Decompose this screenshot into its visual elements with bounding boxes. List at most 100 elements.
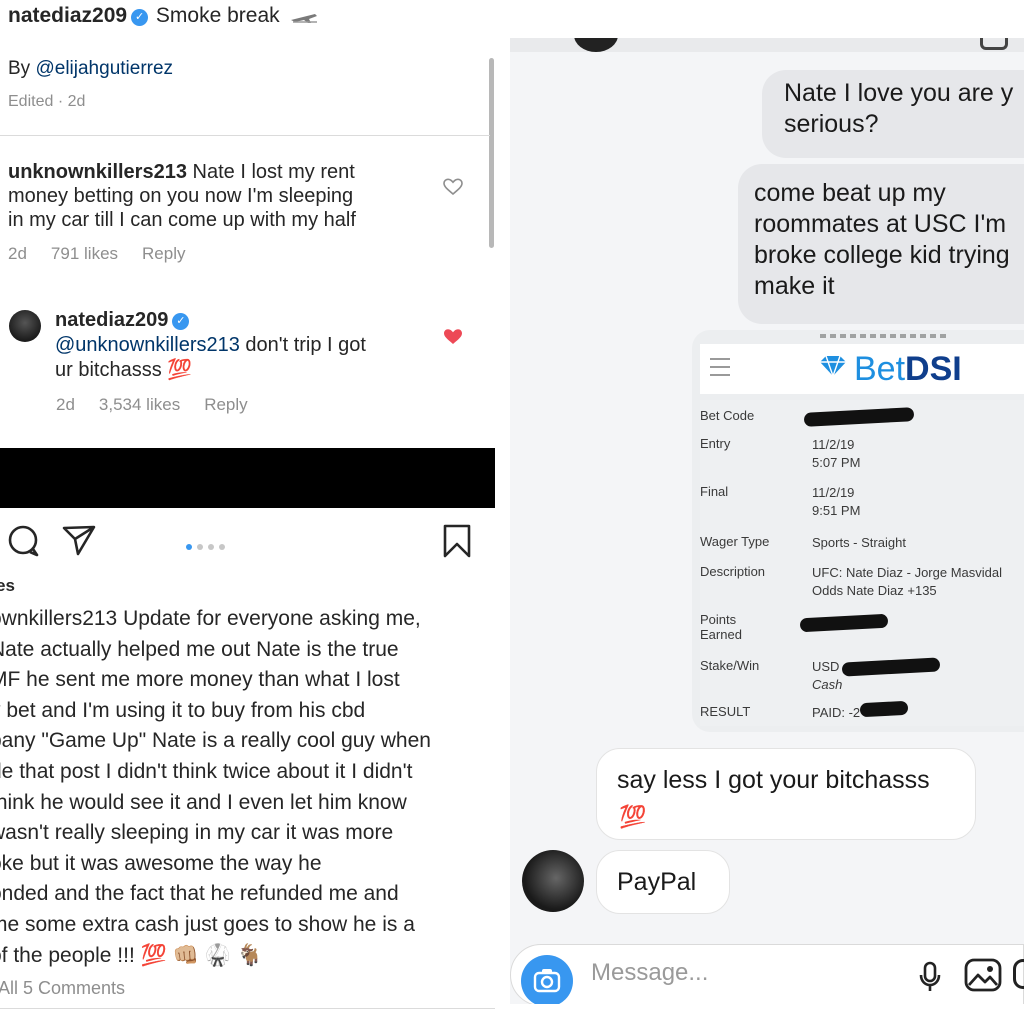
bet-receipt-image[interactable]: BetDSI Bet Code Entry 11/2/19 5:07 PM Fin… bbox=[692, 330, 1024, 732]
message-composer[interactable]: Message... bbox=[510, 944, 1024, 1004]
bookmark-icon[interactable] bbox=[442, 524, 472, 558]
redaction-scribble bbox=[799, 613, 889, 633]
airplane-icon bbox=[291, 14, 318, 23]
diamond-icon bbox=[820, 355, 846, 377]
betdsi-logo: BetDSI bbox=[818, 350, 962, 389]
credit-handle-link[interactable]: @elijahgutierrez bbox=[35, 58, 173, 79]
video-call-icon[interactable] bbox=[980, 38, 1008, 50]
post-username[interactable]: natediaz209 bbox=[8, 4, 127, 27]
message-line: serious? bbox=[784, 110, 879, 138]
caption-line: of the people !!! 💯 👊🏼 🥋 🐐 bbox=[0, 943, 263, 967]
carousel-indicator bbox=[186, 537, 230, 555]
scrollbar[interactable] bbox=[489, 58, 494, 248]
reply-mention-link[interactable]: @unknownkillers213 bbox=[55, 334, 240, 356]
receipt-label: Bet Code bbox=[700, 408, 755, 423]
receipt-label: Stake/Win bbox=[700, 658, 760, 673]
comment-reply-button[interactable]: Reply bbox=[142, 244, 185, 263]
gallery-icon[interactable] bbox=[963, 957, 1003, 993]
message-input[interactable]: Message... bbox=[591, 959, 708, 987]
microphone-icon[interactable] bbox=[919, 961, 941, 993]
receipt-label: RESULT bbox=[700, 704, 751, 719]
caption-line: Nate actually helped me out Nate is the … bbox=[0, 637, 399, 661]
share-send-icon[interactable] bbox=[62, 524, 96, 556]
comment-bubble-icon[interactable] bbox=[6, 524, 40, 558]
caption-line: wasn't really sleeping in my car it was … bbox=[0, 821, 394, 845]
entry-time: 5:07 PM bbox=[812, 455, 861, 470]
reply-text: natediaz209 ✓ @unknownkillers213 don't tr… bbox=[55, 308, 425, 383]
camera-icon bbox=[533, 969, 561, 993]
avatar[interactable] bbox=[522, 850, 584, 912]
reply-username[interactable]: natediaz209 bbox=[55, 309, 168, 331]
camera-button[interactable] bbox=[521, 955, 573, 1004]
hundred-emoji: 💯 bbox=[619, 804, 647, 829]
stake-type: Cash bbox=[812, 677, 843, 692]
reply-reply-button[interactable]: Reply bbox=[204, 395, 247, 414]
message-line: come beat up my bbox=[754, 179, 946, 207]
receipt-label: Description bbox=[700, 564, 766, 579]
comment-text: unknownkillers213 Nate I lost my rent mo… bbox=[8, 160, 428, 232]
likes-count[interactable]: es bbox=[0, 576, 15, 596]
comment-username[interactable]: unknownkillers213 bbox=[8, 161, 187, 183]
carousel-dot bbox=[197, 544, 203, 550]
message-text: say less I got your bitchasss bbox=[617, 766, 930, 794]
caption-line: oke but it was awesome the way he bbox=[0, 851, 322, 875]
credit-line: By @elijahgutierrez bbox=[8, 58, 173, 80]
caption-line: onded and the fact that he refunded me a… bbox=[0, 882, 399, 906]
receipt-label: Final bbox=[700, 484, 729, 499]
description-line-2: Odds Nate Diaz +135 bbox=[812, 583, 937, 598]
post-title: Smoke break bbox=[155, 4, 280, 27]
reply-likes[interactable]: 3,534 likes bbox=[99, 395, 180, 414]
receipt-label: Entry bbox=[700, 436, 731, 451]
comment-line-3: in my car till I can come up with my hal… bbox=[8, 209, 356, 231]
receipt-value: UFC: Nate Diaz - Jorge Masvidal Odds Nate… bbox=[812, 564, 1002, 600]
caption-line: y bet and I'm using it to buy from his c… bbox=[0, 698, 366, 722]
message-line: Nate I love you are y bbox=[784, 79, 1014, 107]
receipt-value: USD Cash bbox=[812, 658, 842, 694]
carousel-dot bbox=[219, 544, 225, 550]
carousel-dot bbox=[208, 544, 214, 550]
message-line: make it bbox=[754, 272, 835, 300]
receipt-value: Sports - Straight bbox=[812, 535, 906, 550]
receipt-label: Points Earned bbox=[700, 612, 804, 642]
points-label-2: Earned bbox=[700, 627, 742, 642]
message-bubble-sent: come beat up my roommates at USC I'm bro… bbox=[738, 164, 1024, 324]
brand-bet: Bet bbox=[854, 350, 906, 388]
carousel-dot-active bbox=[186, 544, 192, 550]
receipt-value: 11/2/19 9:51 PM bbox=[812, 484, 860, 520]
comment-likes[interactable]: 791 likes bbox=[51, 244, 118, 263]
caption-line: ownkillers213 Update for everyone asking… bbox=[0, 607, 421, 630]
redaction-scribble bbox=[859, 700, 909, 718]
stake-currency: USD bbox=[812, 659, 840, 674]
message-text: PayPal bbox=[617, 868, 697, 896]
verified-badge-icon: ✓ bbox=[172, 313, 190, 330]
like-heart-outline-icon[interactable] bbox=[443, 178, 463, 196]
sticker-icon[interactable] bbox=[1013, 959, 1024, 989]
post-action-bar bbox=[0, 520, 495, 560]
caption-line: de that post I didn't think twice about … bbox=[0, 759, 413, 783]
message-line: roommates at USC I'm bbox=[754, 210, 1007, 238]
final-time: 9:51 PM bbox=[812, 503, 861, 518]
receipt-header: BetDSI bbox=[700, 344, 1024, 394]
comment-line-1: Nate I lost my rent bbox=[186, 161, 355, 183]
reply-line-1: don't trip I got bbox=[239, 334, 366, 356]
receipt-strip bbox=[820, 334, 950, 338]
description-line-1: UFC: Nate Diaz - Jorge Masvidal bbox=[812, 565, 1002, 580]
message-bubble-sent: Nate I love you are y serious? bbox=[762, 70, 1024, 158]
view-all-comments-link[interactable]: All 5 Comments bbox=[0, 978, 125, 999]
entry-date: 11/2/19 bbox=[812, 437, 855, 452]
like-heart-filled-icon[interactable] bbox=[443, 328, 463, 346]
avatar[interactable] bbox=[9, 310, 41, 342]
message-bubble-received: say less I got your bitchasss 💯 bbox=[596, 748, 976, 840]
instagram-post-panel: natediaz209 ✓ Smoke break By @elijahgutie… bbox=[0, 0, 500, 1024]
message-line: broke college kid trying bbox=[754, 241, 1010, 269]
caption-update: ownkillers213 Update for everyone asking… bbox=[0, 604, 490, 971]
caption-line: MF he sent me more money than what I los… bbox=[0, 668, 400, 692]
final-date: 11/2/19 bbox=[812, 485, 855, 500]
edited-timestamp: Edited · 2d bbox=[8, 93, 86, 110]
direct-message-panel: Nate I love you are y serious? come beat… bbox=[510, 38, 1024, 1004]
verified-badge-icon: ✓ bbox=[131, 9, 149, 26]
caption-line: me some extra cash just goes to show he … bbox=[0, 912, 415, 936]
redaction-scribble bbox=[803, 407, 915, 427]
reply-time: 2d bbox=[56, 395, 75, 414]
receipt-details: Bet Code Entry 11/2/19 5:07 PM Final 11/2… bbox=[700, 400, 1024, 726]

_What to work on_
Swap "redaction-scribble" for "censor-mark" everywhere it occurs in these lines, and give the lines again with nothing else changed. Leave the pictures out of your answer.

_Full answer_
Decompose this screenshot into its visual elements with bounding boxes. List at most 100 elements.
bet-receipt-image[interactable]: BetDSI Bet Code Entry 11/2/19 5:07 PM Fin… bbox=[692, 330, 1024, 732]
message-composer[interactable]: Message... bbox=[510, 944, 1024, 1004]
bookmark-icon[interactable] bbox=[442, 524, 472, 558]
censor-mark bbox=[799, 613, 889, 633]
airplane-icon bbox=[291, 14, 318, 23]
diamond-icon bbox=[820, 355, 846, 377]
betdsi-logo: BetDSI bbox=[818, 350, 962, 389]
credit-handle-link[interactable]: @elijahgutierrez bbox=[35, 58, 173, 79]
video-call-icon[interactable] bbox=[980, 38, 1008, 50]
post-username[interactable]: natediaz209 bbox=[8, 4, 127, 27]
message-line: serious? bbox=[784, 110, 879, 138]
caption-line: of the people !!! 💯 👊🏼 🥋 🐐 bbox=[0, 943, 263, 967]
carousel-indicator bbox=[186, 537, 230, 555]
scrollbar[interactable] bbox=[489, 58, 494, 248]
reply-mention-link[interactable]: @unknownkillers213 bbox=[55, 334, 240, 356]
receipt-label: Bet Code bbox=[700, 408, 755, 423]
receipt-label: Stake/Win bbox=[700, 658, 760, 673]
comment-reply-button[interactable]: Reply bbox=[142, 244, 185, 263]
gallery-icon[interactable] bbox=[963, 957, 1003, 993]
message-input[interactable]: Message... bbox=[591, 959, 708, 987]
microphone-icon[interactable] bbox=[919, 961, 941, 993]
receipt-label: RESULT bbox=[700, 704, 751, 719]
caption-line: Nate actually helped me out Nate is the … bbox=[0, 637, 399, 661]
share-send-icon[interactable] bbox=[62, 524, 96, 556]
comment-bubble-icon[interactable] bbox=[6, 524, 40, 558]
caption-line: wasn't really sleeping in my car it was … bbox=[0, 821, 394, 845]
entry-time: 5:07 PM bbox=[812, 455, 861, 470]
reply-text: natediaz209 ✓ @unknownkillers213 don't tr… bbox=[55, 308, 425, 383]
camera-icon bbox=[533, 969, 561, 993]
avatar[interactable] bbox=[522, 850, 584, 912]
reply-username[interactable]: natediaz209 bbox=[55, 309, 168, 331]
camera-button[interactable] bbox=[521, 955, 573, 1004]
hundred-emoji: 💯 bbox=[619, 804, 647, 829]
stake-type: Cash bbox=[812, 677, 843, 692]
reply-reply-button[interactable]: Reply bbox=[204, 395, 247, 414]
message-line: come beat up my bbox=[754, 179, 946, 207]
receipt-label: Description bbox=[700, 564, 766, 579]
comment-text: unknownkillers213 Nate I lost my rent mo… bbox=[8, 160, 428, 232]
likes-count[interactable]: es bbox=[0, 576, 15, 596]
comment-username[interactable]: unknownkillers213 bbox=[8, 161, 187, 183]
carousel-dot bbox=[197, 544, 203, 550]
message-text: say less I got your bitchasss bbox=[617, 766, 930, 794]
caption-line: oke but it was awesome the way he bbox=[0, 851, 322, 875]
credit-line: By @elijahgutierrez bbox=[8, 58, 173, 80]
caption-line: onded and the fact that he refunded me a… bbox=[0, 882, 399, 906]
receipt-label: Final bbox=[700, 484, 729, 499]
description-line-2: Odds Nate Diaz +135 bbox=[812, 583, 937, 598]
post-title: Smoke break bbox=[155, 4, 280, 27]
reply-likes[interactable]: 3,534 likes bbox=[99, 395, 180, 414]
receipt-label: Entry bbox=[700, 436, 731, 451]
comment-line-3: in my car till I can come up with my hal… bbox=[8, 209, 356, 231]
receipt-value: UFC: Nate Diaz - Jorge Masvidal Odds Nate… bbox=[812, 564, 1002, 600]
caption-line: y bet and I'm using it to buy from his c… bbox=[0, 698, 366, 722]
message-line: Nate I love you are y bbox=[784, 79, 1014, 107]
receipt-value: USD Cash bbox=[812, 658, 842, 694]
carousel-dot bbox=[219, 544, 225, 550]
carousel-dot bbox=[208, 544, 214, 550]
message-line: make it bbox=[754, 272, 835, 300]
receipt-value: Sports - Straight bbox=[812, 535, 906, 550]
receipt-label: Points Earned bbox=[700, 612, 804, 642]
points-label-2: Earned bbox=[700, 627, 742, 642]
message-bubble-sent: come beat up my roommates at USC I'm bro… bbox=[738, 164, 1024, 324]
brand-bet: Bet bbox=[854, 350, 906, 388]
carousel-dot-active bbox=[186, 544, 192, 550]
receipt-value: 11/2/19 9:51 PM bbox=[812, 484, 860, 520]
comment-likes[interactable]: 791 likes bbox=[51, 244, 118, 263]
caption-line: ownkillers213 Update for everyone asking… bbox=[0, 607, 421, 630]
censor-mark bbox=[859, 700, 909, 718]
stake-currency: USD bbox=[812, 659, 840, 674]
message-text: PayPal bbox=[617, 868, 697, 896]
verified-badge-icon: ✓ bbox=[172, 313, 190, 330]
like-heart-outline-icon[interactable] bbox=[443, 178, 463, 196]
sticker-icon[interactable] bbox=[1013, 959, 1024, 989]
post-action-bar bbox=[0, 520, 495, 560]
caption-line: de that post I didn't think twice about … bbox=[0, 759, 413, 783]
message-line: roommates at USC I'm bbox=[754, 210, 1007, 238]
final-time: 9:51 PM bbox=[812, 503, 861, 518]
receipt-header: BetDSI bbox=[700, 344, 1024, 394]
comment-line-1: Nate I lost my rent bbox=[186, 161, 355, 183]
reply-line-1: don't trip I got bbox=[239, 334, 366, 356]
receipt-strip bbox=[820, 334, 950, 338]
description-line-1: UFC: Nate Diaz - Jorge Masvidal bbox=[812, 565, 1002, 580]
message-bubble-sent: Nate I love you are y serious? bbox=[762, 70, 1024, 158]
view-all-comments-link[interactable]: All 5 Comments bbox=[0, 978, 125, 999]
entry-date: 11/2/19 bbox=[812, 437, 855, 452]
like-heart-filled-icon[interactable] bbox=[443, 328, 463, 346]
avatar[interactable] bbox=[9, 310, 41, 342]
message-bubble-received: say less I got your bitchasss 💯 bbox=[596, 748, 976, 840]
instagram-post-panel: natediaz209 ✓ Smoke break By @elijahgutie… bbox=[0, 0, 500, 1024]
message-line: broke college kid trying bbox=[754, 241, 1010, 269]
caption-update: ownkillers213 Update for everyone asking… bbox=[0, 604, 490, 971]
caption-line: MF he sent me more money than what I los… bbox=[0, 668, 400, 692]
final-date: 11/2/19 bbox=[812, 485, 855, 500]
edited-timestamp: Edited · 2d bbox=[8, 93, 86, 110]
direct-message-panel: Nate I love you are y serious? come beat… bbox=[510, 38, 1024, 1004]
verified-badge-icon: ✓ bbox=[131, 9, 149, 26]
caption-line: me some extra cash just goes to show he … bbox=[0, 912, 415, 936]
censor-mark bbox=[803, 407, 915, 427]
reply-time: 2d bbox=[56, 395, 75, 414]
receipt-details: Bet Code Entry 11/2/19 5:07 PM Final 11/2… bbox=[700, 400, 1024, 726]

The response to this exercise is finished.